──────── TEXT EXCERPT ────────

Cite as: 523 U. S. 420 (1998)
Ginsburg, J., dissenting
In the early part of this century, the State Department permitted the transmission of citizenship from unwed mother to child reasoning that, for the child born out of wedlock, the mother "stands in the place of the father." House Committee on Immigration and Naturalization, A Report Proposing A Revision and Codification of the Nationality Laws of the United States, Part One: Proposed Code with Explanatory Comments, 76th Cong., 1st Sess., 18 (Comm. Print 1939) (hereinafter Proposed Code). Ultimately, however, the Attorney General rejected the Department's reasoning, finding it incompatible with § 1993's exclusive reference to fathers. See 39 Op. Atty. Gen. 397, 398 (1939).

────────

§ GIVEN TASK 1
From the records, copy the stretch from the line containing "Itemize the components" through the line containing "caption-scan: Nerve Detection" verbatim, omitting the pictures.

──────── MATERIAL PROVIDED ────────

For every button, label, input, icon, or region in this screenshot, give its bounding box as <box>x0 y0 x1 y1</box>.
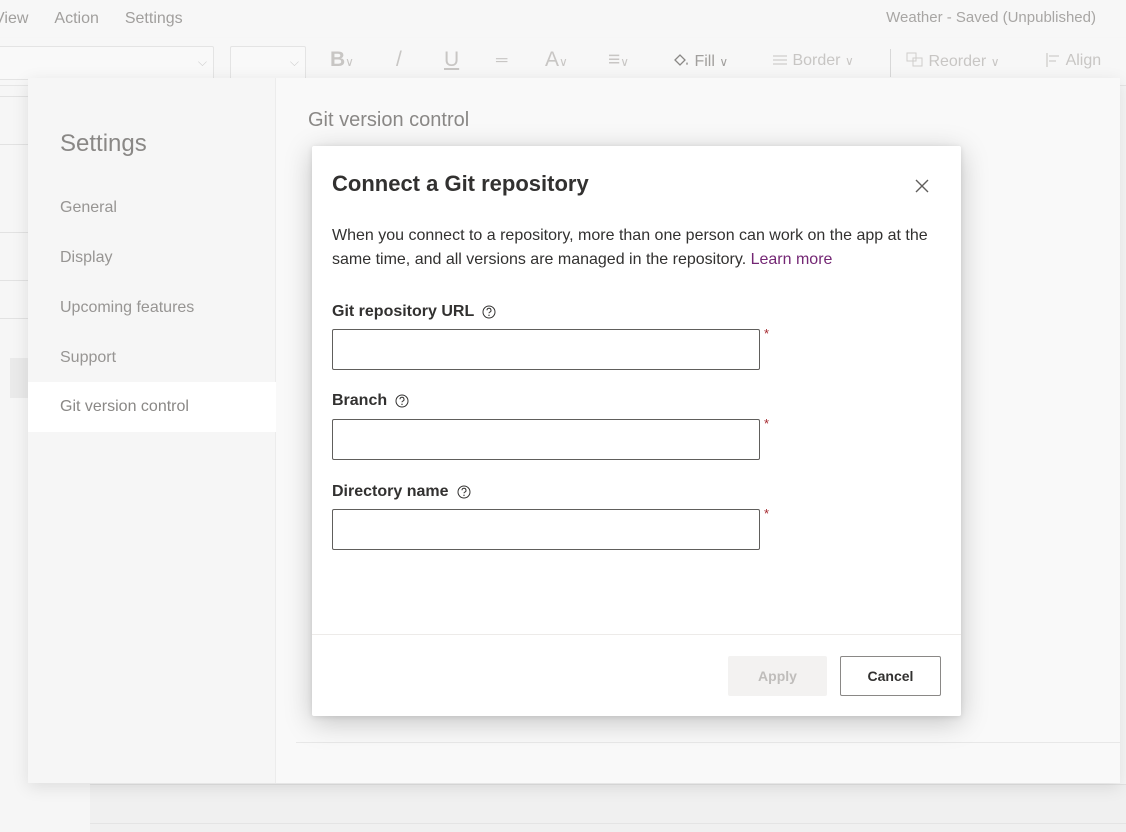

────────
──────── MATERIAL PROVIDED ────────

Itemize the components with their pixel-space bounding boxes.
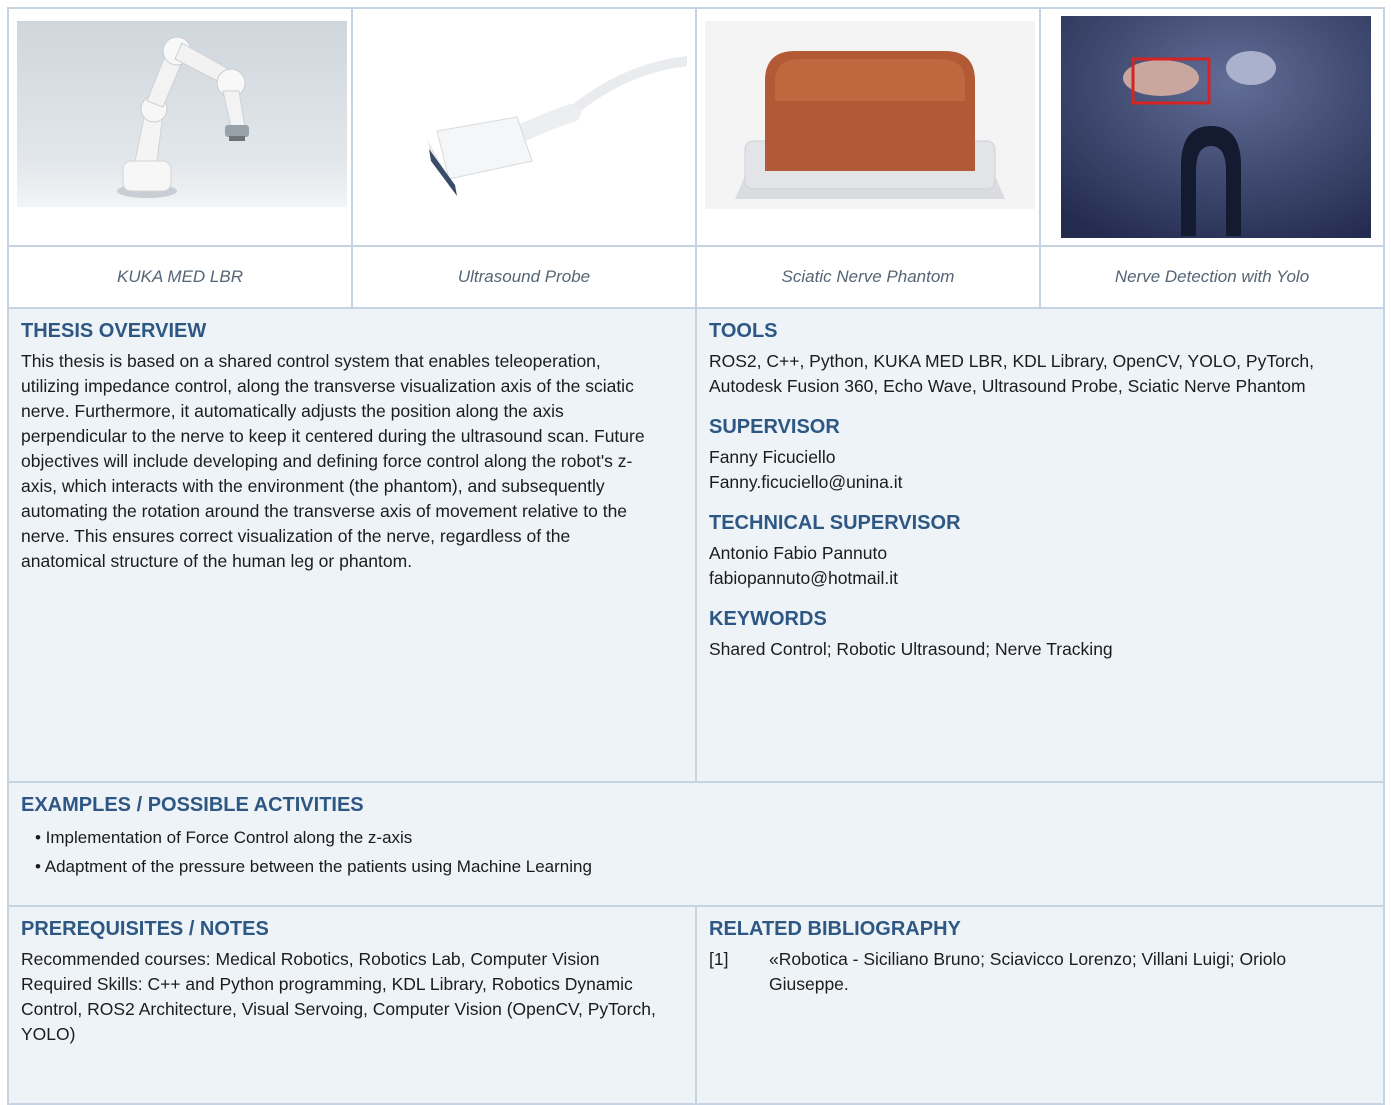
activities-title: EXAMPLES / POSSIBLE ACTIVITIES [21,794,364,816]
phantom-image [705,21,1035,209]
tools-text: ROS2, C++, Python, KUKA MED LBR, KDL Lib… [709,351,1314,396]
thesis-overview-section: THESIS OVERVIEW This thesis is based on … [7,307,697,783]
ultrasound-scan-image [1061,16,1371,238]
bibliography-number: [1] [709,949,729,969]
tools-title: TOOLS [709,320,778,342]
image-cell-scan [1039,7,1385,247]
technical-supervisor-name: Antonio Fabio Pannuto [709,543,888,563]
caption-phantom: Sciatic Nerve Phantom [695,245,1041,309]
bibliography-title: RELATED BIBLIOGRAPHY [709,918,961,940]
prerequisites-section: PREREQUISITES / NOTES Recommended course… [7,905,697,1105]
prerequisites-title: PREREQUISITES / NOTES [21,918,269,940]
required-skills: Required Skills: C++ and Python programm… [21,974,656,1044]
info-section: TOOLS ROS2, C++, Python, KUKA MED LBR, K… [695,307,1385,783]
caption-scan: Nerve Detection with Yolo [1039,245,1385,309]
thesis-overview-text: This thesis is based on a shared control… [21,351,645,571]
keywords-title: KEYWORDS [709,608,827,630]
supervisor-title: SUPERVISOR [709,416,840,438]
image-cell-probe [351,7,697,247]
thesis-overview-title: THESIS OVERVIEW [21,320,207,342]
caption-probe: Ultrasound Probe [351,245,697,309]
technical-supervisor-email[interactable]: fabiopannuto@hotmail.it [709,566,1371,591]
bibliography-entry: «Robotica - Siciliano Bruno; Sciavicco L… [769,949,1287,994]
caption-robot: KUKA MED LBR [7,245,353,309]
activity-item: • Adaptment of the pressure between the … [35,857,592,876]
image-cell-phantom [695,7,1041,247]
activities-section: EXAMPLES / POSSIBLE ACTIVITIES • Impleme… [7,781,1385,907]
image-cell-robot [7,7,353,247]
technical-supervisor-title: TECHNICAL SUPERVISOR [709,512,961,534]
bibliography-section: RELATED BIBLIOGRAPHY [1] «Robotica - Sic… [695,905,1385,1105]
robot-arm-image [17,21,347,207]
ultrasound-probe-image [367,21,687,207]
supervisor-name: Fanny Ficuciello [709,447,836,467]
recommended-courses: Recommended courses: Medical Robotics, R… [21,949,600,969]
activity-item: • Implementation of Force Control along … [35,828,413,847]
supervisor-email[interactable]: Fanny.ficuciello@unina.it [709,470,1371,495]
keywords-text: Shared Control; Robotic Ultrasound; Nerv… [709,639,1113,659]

────────

§ GIVEN TASK 2
Answer these questions from the dissent excerpt:
(a) Which justice's dissent is this, according to its header?
(b) According to the State Department's early reasoning, the mother of a child born out of wedlock "stands in the place of" whom?
(c) With which section's exclusive reference to fathers did the Attorney General find that reasoning incompatible?

§ EXERCISE RESULT 1
Itemize the components with their pixel-space bounding boxes.
activities-title: EXAMPLES / POSSIBLE ACTIVITIES [21,794,364,816]
phantom-image [705,21,1035,209]
tools-text: ROS2, C++, Python, KUKA MED LBR, KDL Lib… [709,351,1314,396]
thesis-overview-section: THESIS OVERVIEW This thesis is based on … [7,307,697,783]
ultrasound-scan-image [1061,16,1371,238]
bibliography-number: [1] [709,949,729,969]
tools-title: TOOLS [709,320,778,342]
image-cell-scan [1039,7,1385,247]
technical-supervisor-name: Antonio Fabio Pannuto [709,543,888,563]
caption-phantom: Sciatic Nerve Phantom [695,245,1041,309]
bibliography-title: RELATED BIBLIOGRAPHY [709,918,961,940]
prerequisites-section: PREREQUISITES / NOTES Recommended course… [7,905,697,1105]
prerequisites-title: PREREQUISITES / NOTES [21,918,269,940]
required-skills: Required Skills: C++ and Python programm… [21,974,656,1044]
info-section: TOOLS ROS2, C++, Python, KUKA MED LBR, K… [695,307,1385,783]
caption-scan: Nerve Detection with Yolo [1039,245,1385,309]

§ EXERCISE RESULT 2
(a) Justice Ginsburg's.
(b) The father.
(c) § 1993.